_What the task requires_
Go through the listing beneath this task and return every line that carries the string "Month".

(Figure contents as structured data)
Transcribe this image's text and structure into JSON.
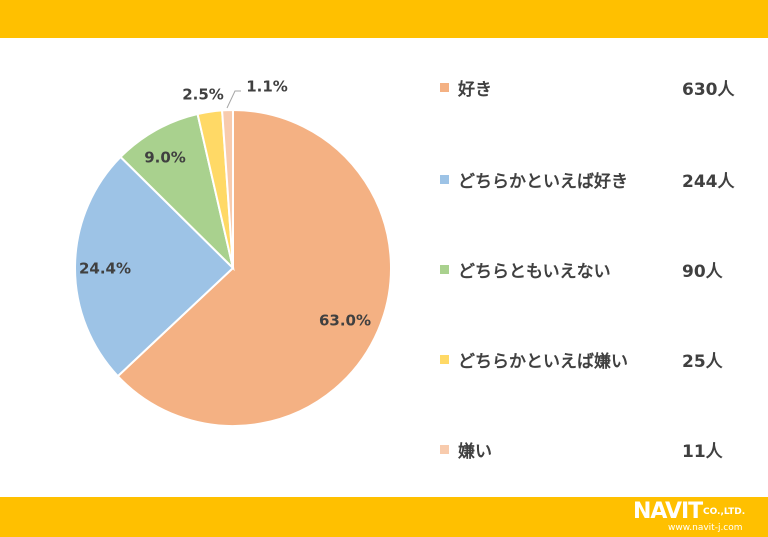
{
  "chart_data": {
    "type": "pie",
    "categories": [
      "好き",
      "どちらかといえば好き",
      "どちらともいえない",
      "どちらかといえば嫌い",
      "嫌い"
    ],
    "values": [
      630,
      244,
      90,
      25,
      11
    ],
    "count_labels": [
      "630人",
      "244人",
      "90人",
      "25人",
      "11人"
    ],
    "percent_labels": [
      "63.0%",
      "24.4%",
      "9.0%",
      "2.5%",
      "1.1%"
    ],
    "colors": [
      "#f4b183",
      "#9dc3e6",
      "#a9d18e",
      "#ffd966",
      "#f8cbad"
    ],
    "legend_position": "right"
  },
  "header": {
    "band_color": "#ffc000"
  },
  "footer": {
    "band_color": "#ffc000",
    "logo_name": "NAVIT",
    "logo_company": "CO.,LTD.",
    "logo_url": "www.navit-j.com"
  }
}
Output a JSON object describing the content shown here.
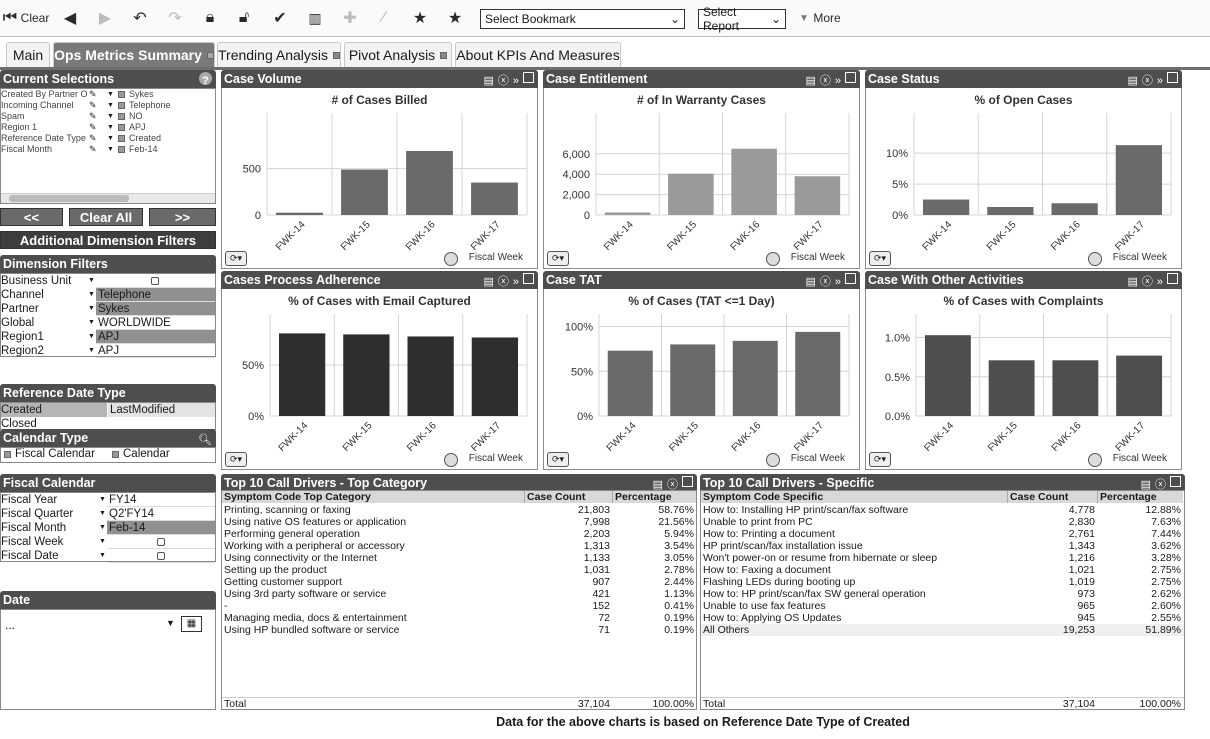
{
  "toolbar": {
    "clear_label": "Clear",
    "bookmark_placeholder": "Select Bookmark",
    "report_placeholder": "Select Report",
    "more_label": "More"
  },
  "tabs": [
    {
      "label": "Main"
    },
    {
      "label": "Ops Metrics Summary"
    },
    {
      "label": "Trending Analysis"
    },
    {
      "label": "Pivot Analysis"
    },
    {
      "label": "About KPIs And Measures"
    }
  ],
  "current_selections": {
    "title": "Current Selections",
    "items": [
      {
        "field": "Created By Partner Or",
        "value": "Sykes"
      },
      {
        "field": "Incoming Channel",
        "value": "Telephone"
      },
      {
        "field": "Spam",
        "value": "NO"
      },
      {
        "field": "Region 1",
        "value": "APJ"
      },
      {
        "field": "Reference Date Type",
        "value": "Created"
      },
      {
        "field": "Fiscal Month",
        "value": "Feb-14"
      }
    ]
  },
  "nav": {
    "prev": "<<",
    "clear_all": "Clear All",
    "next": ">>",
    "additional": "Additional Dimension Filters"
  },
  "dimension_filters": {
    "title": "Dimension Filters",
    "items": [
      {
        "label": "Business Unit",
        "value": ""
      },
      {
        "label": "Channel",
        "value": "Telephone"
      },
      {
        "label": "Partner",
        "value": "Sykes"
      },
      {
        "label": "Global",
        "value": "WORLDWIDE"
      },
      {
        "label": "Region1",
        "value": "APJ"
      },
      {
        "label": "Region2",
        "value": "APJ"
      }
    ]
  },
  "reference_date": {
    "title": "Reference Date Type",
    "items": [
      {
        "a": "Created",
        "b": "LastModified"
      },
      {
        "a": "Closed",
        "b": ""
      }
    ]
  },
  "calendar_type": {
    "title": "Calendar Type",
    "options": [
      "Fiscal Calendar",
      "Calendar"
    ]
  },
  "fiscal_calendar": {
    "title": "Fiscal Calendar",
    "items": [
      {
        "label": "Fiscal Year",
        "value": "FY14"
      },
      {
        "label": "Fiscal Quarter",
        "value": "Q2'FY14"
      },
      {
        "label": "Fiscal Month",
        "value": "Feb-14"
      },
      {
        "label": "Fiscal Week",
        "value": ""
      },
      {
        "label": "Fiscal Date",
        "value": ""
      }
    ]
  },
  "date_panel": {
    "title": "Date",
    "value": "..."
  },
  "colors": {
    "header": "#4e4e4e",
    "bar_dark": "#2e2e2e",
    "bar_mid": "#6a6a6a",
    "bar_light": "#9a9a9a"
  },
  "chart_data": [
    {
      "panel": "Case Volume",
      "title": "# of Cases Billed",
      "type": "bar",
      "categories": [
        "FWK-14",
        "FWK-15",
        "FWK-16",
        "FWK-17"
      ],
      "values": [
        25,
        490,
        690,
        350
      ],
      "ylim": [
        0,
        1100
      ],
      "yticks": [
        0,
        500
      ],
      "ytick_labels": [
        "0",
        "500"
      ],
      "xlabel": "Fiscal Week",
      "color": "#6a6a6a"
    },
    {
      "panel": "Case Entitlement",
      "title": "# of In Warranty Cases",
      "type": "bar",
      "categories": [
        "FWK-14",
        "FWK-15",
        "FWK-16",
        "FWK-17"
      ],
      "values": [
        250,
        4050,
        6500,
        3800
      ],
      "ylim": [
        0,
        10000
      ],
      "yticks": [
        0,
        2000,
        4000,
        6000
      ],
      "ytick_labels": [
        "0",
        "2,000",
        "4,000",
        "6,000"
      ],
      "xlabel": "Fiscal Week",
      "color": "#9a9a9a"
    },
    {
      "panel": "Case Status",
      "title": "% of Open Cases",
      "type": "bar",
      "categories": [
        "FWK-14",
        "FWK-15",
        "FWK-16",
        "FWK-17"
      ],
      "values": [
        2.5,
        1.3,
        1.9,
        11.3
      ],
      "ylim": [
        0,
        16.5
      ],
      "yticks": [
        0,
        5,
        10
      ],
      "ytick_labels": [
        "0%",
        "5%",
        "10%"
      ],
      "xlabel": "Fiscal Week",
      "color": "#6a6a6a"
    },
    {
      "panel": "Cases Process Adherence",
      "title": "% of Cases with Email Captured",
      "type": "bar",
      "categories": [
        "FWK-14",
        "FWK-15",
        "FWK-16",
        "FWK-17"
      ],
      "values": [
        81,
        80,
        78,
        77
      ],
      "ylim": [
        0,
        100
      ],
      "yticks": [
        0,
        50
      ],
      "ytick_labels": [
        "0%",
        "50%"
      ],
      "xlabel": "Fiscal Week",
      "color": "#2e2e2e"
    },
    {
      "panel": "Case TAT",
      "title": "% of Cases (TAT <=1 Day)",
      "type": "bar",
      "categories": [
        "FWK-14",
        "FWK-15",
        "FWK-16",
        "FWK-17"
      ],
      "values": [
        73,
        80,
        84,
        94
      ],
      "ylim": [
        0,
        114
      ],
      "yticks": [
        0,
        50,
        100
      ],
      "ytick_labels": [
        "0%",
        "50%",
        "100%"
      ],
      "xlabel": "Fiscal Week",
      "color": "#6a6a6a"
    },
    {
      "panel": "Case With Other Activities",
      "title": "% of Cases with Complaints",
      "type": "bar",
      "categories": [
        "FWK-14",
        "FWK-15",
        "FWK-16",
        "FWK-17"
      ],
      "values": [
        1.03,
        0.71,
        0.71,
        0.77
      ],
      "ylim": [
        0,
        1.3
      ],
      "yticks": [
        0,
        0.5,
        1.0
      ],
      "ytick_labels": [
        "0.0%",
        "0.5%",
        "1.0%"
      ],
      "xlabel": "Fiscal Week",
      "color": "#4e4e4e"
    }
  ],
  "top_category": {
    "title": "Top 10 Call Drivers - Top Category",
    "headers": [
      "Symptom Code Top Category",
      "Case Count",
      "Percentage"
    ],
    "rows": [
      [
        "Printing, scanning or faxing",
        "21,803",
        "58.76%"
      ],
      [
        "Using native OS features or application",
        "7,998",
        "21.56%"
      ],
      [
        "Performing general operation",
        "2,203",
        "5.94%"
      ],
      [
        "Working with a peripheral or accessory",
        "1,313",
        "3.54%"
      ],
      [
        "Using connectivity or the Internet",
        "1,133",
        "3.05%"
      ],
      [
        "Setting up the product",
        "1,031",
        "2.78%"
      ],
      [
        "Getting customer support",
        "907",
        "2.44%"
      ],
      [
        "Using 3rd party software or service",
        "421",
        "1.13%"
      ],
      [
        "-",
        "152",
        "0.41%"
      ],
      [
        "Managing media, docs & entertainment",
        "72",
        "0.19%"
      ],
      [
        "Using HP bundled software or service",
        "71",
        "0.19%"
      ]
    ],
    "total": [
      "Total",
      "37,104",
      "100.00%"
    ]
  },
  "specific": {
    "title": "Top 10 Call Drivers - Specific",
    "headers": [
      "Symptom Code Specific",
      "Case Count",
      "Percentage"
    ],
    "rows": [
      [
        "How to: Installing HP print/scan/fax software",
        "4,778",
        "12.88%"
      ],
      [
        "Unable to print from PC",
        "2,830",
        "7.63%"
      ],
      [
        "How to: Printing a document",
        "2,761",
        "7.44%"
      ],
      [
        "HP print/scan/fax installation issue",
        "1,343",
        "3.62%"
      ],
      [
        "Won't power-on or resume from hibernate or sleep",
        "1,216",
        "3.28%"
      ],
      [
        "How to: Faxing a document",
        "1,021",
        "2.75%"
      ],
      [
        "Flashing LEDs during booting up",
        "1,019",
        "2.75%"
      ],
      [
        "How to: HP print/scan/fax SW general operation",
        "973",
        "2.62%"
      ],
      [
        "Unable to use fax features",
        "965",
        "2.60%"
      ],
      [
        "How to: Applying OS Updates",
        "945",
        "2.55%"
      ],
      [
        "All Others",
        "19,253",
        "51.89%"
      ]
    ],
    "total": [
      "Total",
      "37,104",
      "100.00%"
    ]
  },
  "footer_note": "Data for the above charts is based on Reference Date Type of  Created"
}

_Task solution_
        "field": "Fiscal Month",
        "label": "Fiscal Month",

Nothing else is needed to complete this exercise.